Figure dataset records
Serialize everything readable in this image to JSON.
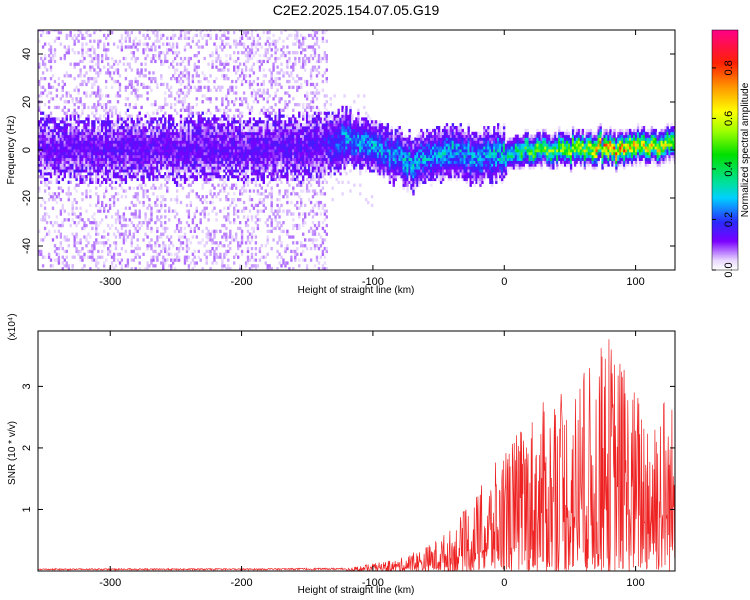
{
  "title": "C2E2.2025.154.07.05.G19",
  "chart_data": [
    {
      "type": "heatmap",
      "xlabel": "Height of straight line (km)",
      "ylabel": "Frequency (Hz)",
      "xlim": [
        -355,
        130
      ],
      "ylim": [
        -50,
        50
      ],
      "xticks": [
        -300,
        -200,
        -100,
        0,
        100
      ],
      "xtick_labels": [
        "-300",
        "-200",
        "-100",
        "0",
        "100"
      ],
      "yticks": [
        -40,
        -20,
        0,
        20,
        40
      ],
      "ytick_labels": [
        "-40",
        "-20",
        "0",
        "20",
        "40"
      ],
      "colorbar": {
        "label": "Normalized spectral amplitude",
        "range": [
          0,
          0.95
        ],
        "ticks": [
          0,
          0.2,
          0.4,
          0.6,
          0.8
        ],
        "tick_labels": [
          "0.0",
          "0.2",
          "0.4",
          "0.6",
          "0.8"
        ]
      },
      "ridge": {
        "description_points_x": [
          -355,
          -300,
          -200,
          -140,
          -120,
          -100,
          -80,
          -70,
          -60,
          -40,
          -20,
          0,
          20,
          50,
          80,
          100,
          130
        ],
        "center_freq": [
          0,
          0,
          0,
          1,
          4,
          1,
          -3,
          -7,
          -3,
          -1,
          -4,
          -3,
          0,
          0,
          0,
          0,
          2
        ],
        "amplitude": [
          0.12,
          0.14,
          0.14,
          0.16,
          0.3,
          0.3,
          0.3,
          0.32,
          0.3,
          0.32,
          0.3,
          0.38,
          0.55,
          0.6,
          0.8,
          0.7,
          0.6
        ]
      },
      "grid": false
    },
    {
      "type": "line",
      "xlabel": "Height of straight line (km)",
      "ylabel": "SNR (10 * v/v)",
      "y_multiplier_label": "(x10⁴)",
      "xlim": [
        -355,
        130
      ],
      "ylim": [
        0,
        3.9
      ],
      "xticks": [
        -300,
        -200,
        -100,
        0,
        100
      ],
      "xtick_labels": [
        "-300",
        "-200",
        "-100",
        "0",
        "100"
      ],
      "yticks": [
        1,
        2,
        3
      ],
      "ytick_labels": [
        "1",
        "2",
        "3"
      ],
      "series": [
        {
          "color": "#ee2222",
          "envelope_x": [
            -355,
            -200,
            -120,
            -100,
            -80,
            -60,
            -40,
            -20,
            0,
            20,
            40,
            60,
            80,
            100,
            120,
            130
          ],
          "envelope_max": [
            0.04,
            0.04,
            0.05,
            0.12,
            0.2,
            0.4,
            0.7,
            1.3,
            2.0,
            2.6,
            2.9,
            3.2,
            3.9,
            3.0,
            3.1,
            2.7
          ]
        }
      ],
      "grid": false
    }
  ]
}
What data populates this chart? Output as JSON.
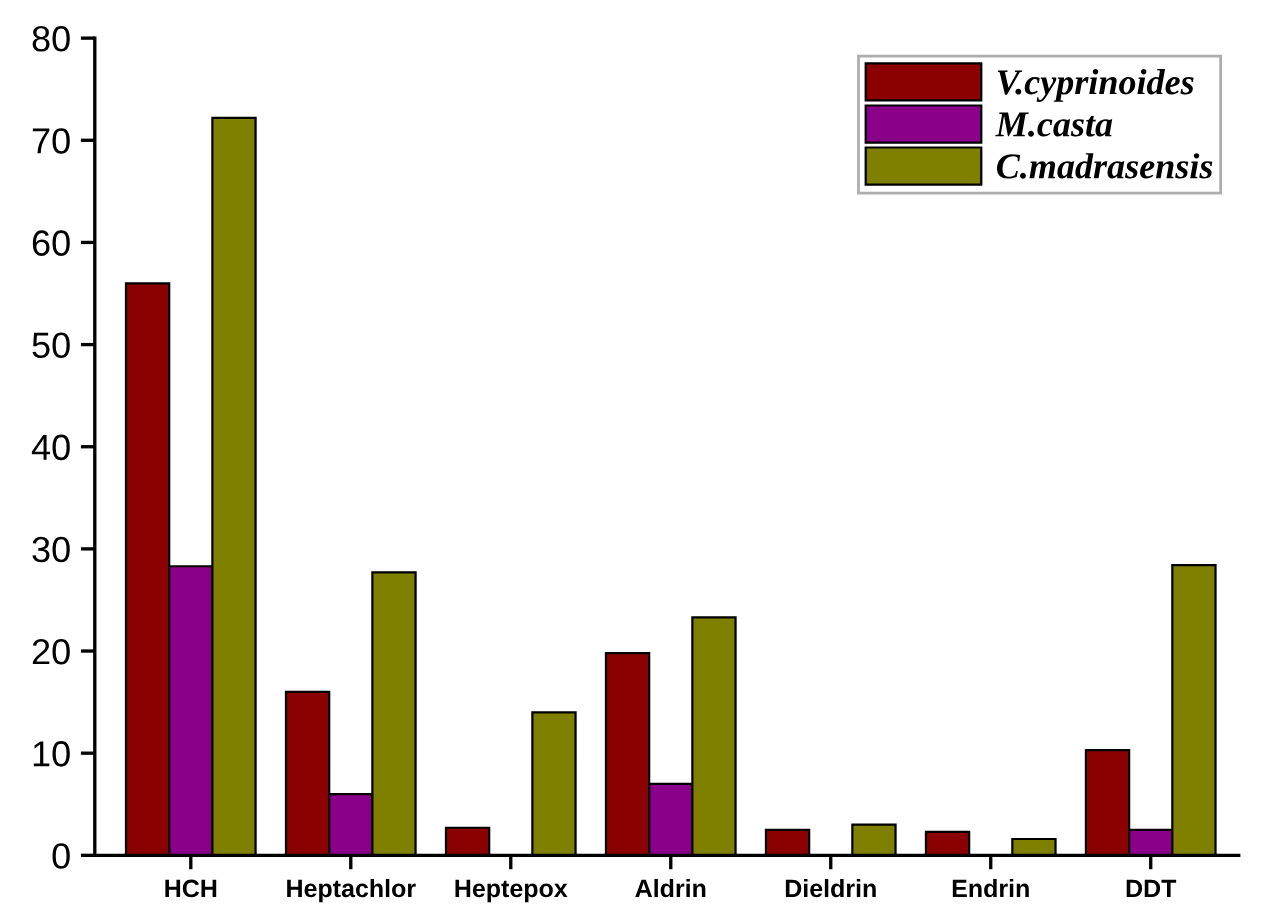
{
  "chart_data": {
    "type": "bar",
    "categories": [
      "HCH",
      "Heptachlor",
      "Heptepox",
      "Aldrin",
      "Dieldrin",
      "Endrin",
      "DDT"
    ],
    "series": [
      {
        "name": "V.cyprinoides",
        "color": "#8b0000",
        "values": [
          56,
          16,
          2.7,
          19.8,
          2.5,
          2.3,
          10.3
        ]
      },
      {
        "name": "M.casta",
        "color": "#8b008b",
        "values": [
          28.3,
          6,
          null,
          7,
          null,
          null,
          2.5
        ]
      },
      {
        "name": "C.madrasensis",
        "color": "#808000",
        "values": [
          72.2,
          27.7,
          14,
          23.3,
          3,
          1.6,
          28.4
        ]
      }
    ],
    "ylim": [
      0,
      80
    ],
    "yticks": [
      0,
      10,
      20,
      30,
      40,
      50,
      60,
      70,
      80
    ],
    "grid": false,
    "legend": "top right"
  }
}
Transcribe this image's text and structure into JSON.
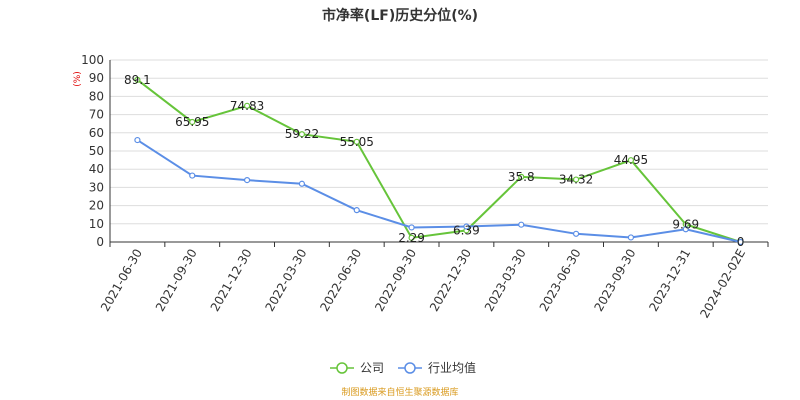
{
  "chart_data": {
    "type": "line",
    "title": "市净率(LF)历史分位(%)",
    "unit_label": "(%)",
    "categories": [
      "2021-06-30",
      "2021-09-30",
      "2021-12-30",
      "2022-03-30",
      "2022-06-30",
      "2022-09-30",
      "2022-12-30",
      "2023-03-30",
      "2023-06-30",
      "2023-09-30",
      "2023-12-31",
      "2024-02-02E"
    ],
    "ylim": [
      0,
      100
    ],
    "yticks": [
      0,
      10,
      20,
      30,
      40,
      50,
      60,
      70,
      80,
      90,
      100
    ],
    "grid": true,
    "legend_position": "bottom",
    "series": [
      {
        "name": "公司",
        "color": "#66c43a",
        "values": [
          89.1,
          65.95,
          74.83,
          59.22,
          55.05,
          2.29,
          6.39,
          35.8,
          34.32,
          44.95,
          9.69,
          0
        ],
        "labels": [
          "89.1",
          "65.95",
          "74.83",
          "59.22",
          "55.05",
          "2.29",
          "6.39",
          "35.8",
          "34.32",
          "44.95",
          "9.69",
          "0"
        ]
      },
      {
        "name": "行业均值",
        "color": "#5b8ee6",
        "values": [
          56,
          36.5,
          34,
          32,
          17.5,
          8,
          8.5,
          9.5,
          4.5,
          2.5,
          7,
          0
        ]
      }
    ]
  },
  "source_text": "制图数据来自恒生聚源数据库"
}
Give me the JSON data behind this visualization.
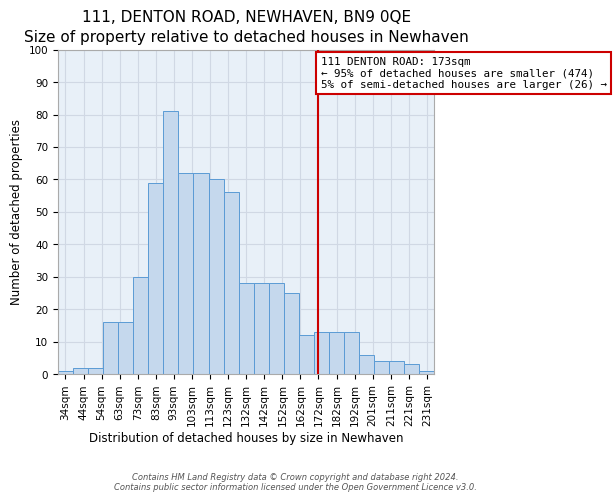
{
  "title": "111, DENTON ROAD, NEWHAVEN, BN9 0QE",
  "subtitle": "Size of property relative to detached houses in Newhaven",
  "xlabel": "Distribution of detached houses by size in Newhaven",
  "ylabel": "Number of detached properties",
  "bar_values": [
    1,
    2,
    2,
    16,
    16,
    30,
    59,
    81,
    62,
    62,
    60,
    56,
    28,
    28,
    28,
    25,
    12,
    13,
    13,
    13,
    6,
    4,
    4,
    3,
    1
  ],
  "x_labels": [
    "34sqm",
    "44sqm",
    "54sqm",
    "63sqm",
    "73sqm",
    "83sqm",
    "93sqm",
    "103sqm",
    "113sqm",
    "123sqm",
    "132sqm",
    "142sqm",
    "152sqm",
    "162sqm",
    "172sqm",
    "182sqm",
    "192sqm",
    "201sqm",
    "211sqm",
    "221sqm",
    "231sqm"
  ],
  "n_bars": 25,
  "bar_color": "#c5d8ed",
  "bar_edge_color": "#5b9bd5",
  "grid_color": "#d0d8e4",
  "annotation_title": "111 DENTON ROAD: 173sqm",
  "annotation_line1": "← 95% of detached houses are smaller (474)",
  "annotation_line2": "5% of semi-detached houses are larger (26) →",
  "annotation_box_color": "#ffffff",
  "annotation_border_color": "#cc0000",
  "red_line_color": "#cc0000",
  "ylim": [
    0,
    100
  ],
  "yticks": [
    0,
    10,
    20,
    30,
    40,
    50,
    60,
    70,
    80,
    90,
    100
  ],
  "footer1": "Contains HM Land Registry data © Crown copyright and database right 2024.",
  "footer2": "Contains public sector information licensed under the Open Government Licence v3.0.",
  "bg_color": "#e8f0f8",
  "fig_bg_color": "#ffffff",
  "title_fontsize": 11,
  "subtitle_fontsize": 9.5,
  "axis_label_fontsize": 8.5,
  "tick_fontsize": 7.5,
  "annotation_fontsize": 7.8,
  "footer_fontsize": 6.0
}
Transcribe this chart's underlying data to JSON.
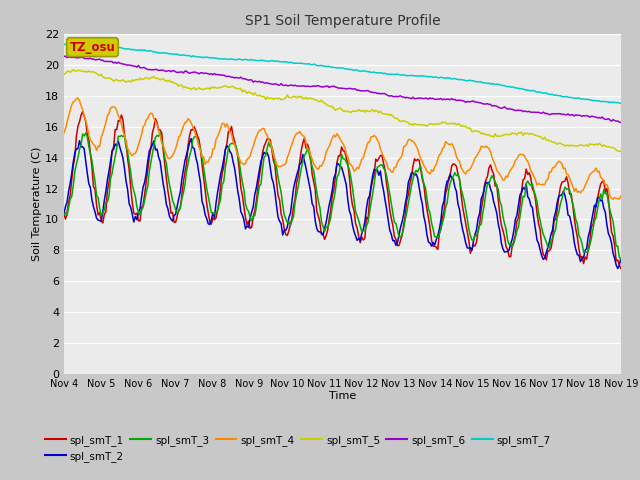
{
  "title": "SP1 Soil Temperature Profile",
  "xlabel": "Time",
  "ylabel": "Soil Temperature (C)",
  "ylim": [
    0,
    22
  ],
  "yticks": [
    0,
    2,
    4,
    6,
    8,
    10,
    12,
    14,
    16,
    18,
    20,
    22
  ],
  "xtick_labels": [
    "Nov 4",
    "Nov 5",
    "Nov 6",
    "Nov 7",
    "Nov 8",
    "Nov 9",
    "Nov 10",
    "Nov 11",
    "Nov 12",
    "Nov 13",
    "Nov 14",
    "Nov 15",
    "Nov 16",
    "Nov 17",
    "Nov 18",
    "Nov 19"
  ],
  "series_colors": {
    "spl_smT_1": "#cc0000",
    "spl_smT_2": "#0000cc",
    "spl_smT_3": "#00aa00",
    "spl_smT_4": "#ff8800",
    "spl_smT_5": "#cccc00",
    "spl_smT_6": "#9900cc",
    "spl_smT_7": "#00cccc"
  },
  "annotation_text": "TZ_osu",
  "annotation_color": "#cc0000",
  "annotation_bg": "#cccc00",
  "fig_bg": "#c8c8c8",
  "plot_bg": "#ebebeb",
  "grid_color": "#ffffff",
  "legend_order": [
    "spl_smT_1",
    "spl_smT_2",
    "spl_smT_3",
    "spl_smT_4",
    "spl_smT_5",
    "spl_smT_6",
    "spl_smT_7"
  ]
}
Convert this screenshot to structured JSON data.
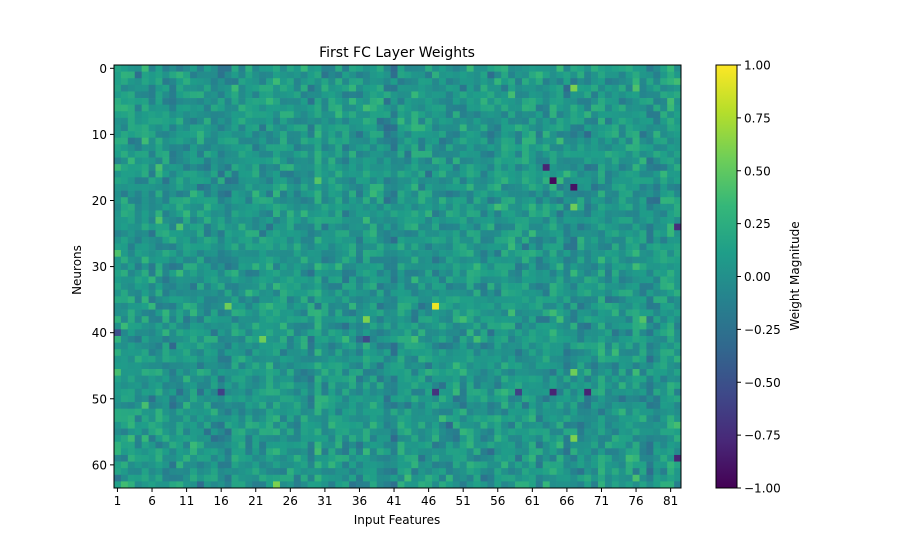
{
  "chart_data": {
    "type": "heatmap",
    "title": "First FC Layer Weights",
    "xlabel": "Input Features",
    "ylabel": "Neurons",
    "colorbar_label": "Weight Magnitude",
    "colormap": "viridis",
    "colormap_stops": [
      "#440154",
      "#482878",
      "#3e4989",
      "#31688e",
      "#26828e",
      "#1f9e89",
      "#35b779",
      "#6ece58",
      "#b5de2b",
      "#fde725"
    ],
    "n_cols": 82,
    "n_rows": 64,
    "xlim": [
      1,
      82
    ],
    "ylim": [
      0,
      63
    ],
    "x_ticks": [
      1,
      6,
      11,
      16,
      21,
      26,
      31,
      36,
      41,
      46,
      51,
      56,
      61,
      66,
      71,
      76,
      81
    ],
    "x_tick_labels": [
      "1",
      "6",
      "11",
      "16",
      "21",
      "26",
      "31",
      "36",
      "41",
      "46",
      "51",
      "56",
      "61",
      "66",
      "71",
      "76",
      "81"
    ],
    "y_ticks": [
      0,
      10,
      20,
      30,
      40,
      50,
      60
    ],
    "y_tick_labels": [
      "0",
      "10",
      "20",
      "30",
      "40",
      "50",
      "60"
    ],
    "vmin": -1.0,
    "vmax": 1.0,
    "colorbar_ticks": [
      1.0,
      0.75,
      0.5,
      0.25,
      0.0,
      -0.25,
      -0.5,
      -0.75,
      -1.0
    ],
    "colorbar_tick_labels": [
      "1.00",
      "0.75",
      "0.50",
      "0.25",
      "0.00",
      "−0.25",
      "−0.50",
      "−0.75",
      "−1.00"
    ],
    "notable_cells": [
      {
        "col": 47,
        "row": 36,
        "value": 0.95
      },
      {
        "col": 67,
        "row": 3,
        "value": 0.6
      },
      {
        "col": 67,
        "row": 56,
        "value": 0.6
      },
      {
        "col": 37,
        "row": 38,
        "value": 0.6
      },
      {
        "col": 67,
        "row": 21,
        "value": 0.55
      },
      {
        "col": 67,
        "row": 46,
        "value": 0.55
      },
      {
        "col": 17,
        "row": 36,
        "value": 0.55
      },
      {
        "col": 22,
        "row": 41,
        "value": 0.55
      },
      {
        "col": 24,
        "row": 63,
        "value": 0.6
      },
      {
        "col": 64,
        "row": 17,
        "value": -0.95
      },
      {
        "col": 67,
        "row": 18,
        "value": -0.9
      },
      {
        "col": 63,
        "row": 15,
        "value": -0.8
      },
      {
        "col": 69,
        "row": 49,
        "value": -0.8
      },
      {
        "col": 64,
        "row": 49,
        "value": -0.8
      },
      {
        "col": 82,
        "row": 59,
        "value": -0.8
      },
      {
        "col": 82,
        "row": 24,
        "value": -0.75
      },
      {
        "col": 47,
        "row": 49,
        "value": -0.7
      },
      {
        "col": 59,
        "row": 49,
        "value": -0.6
      },
      {
        "col": 16,
        "row": 49,
        "value": -0.6
      },
      {
        "col": 37,
        "row": 41,
        "value": -0.55
      },
      {
        "col": 1,
        "row": 40,
        "value": -0.5
      }
    ]
  }
}
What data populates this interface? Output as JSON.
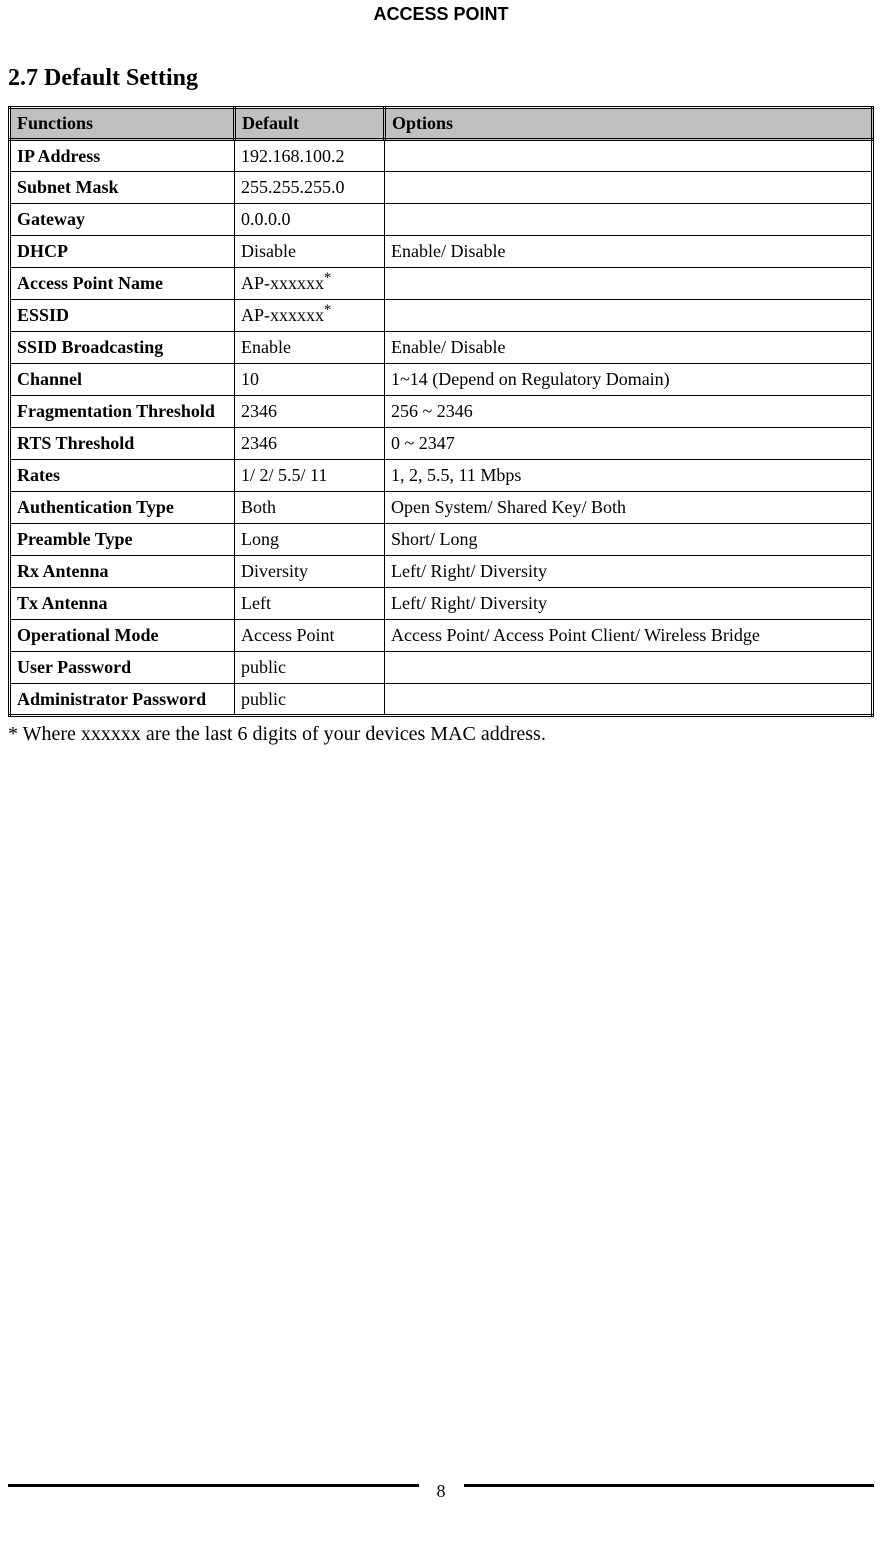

_Aim_
Report the number of lines above containing the word "populates", with no other text.

_Solution to this exercise_
2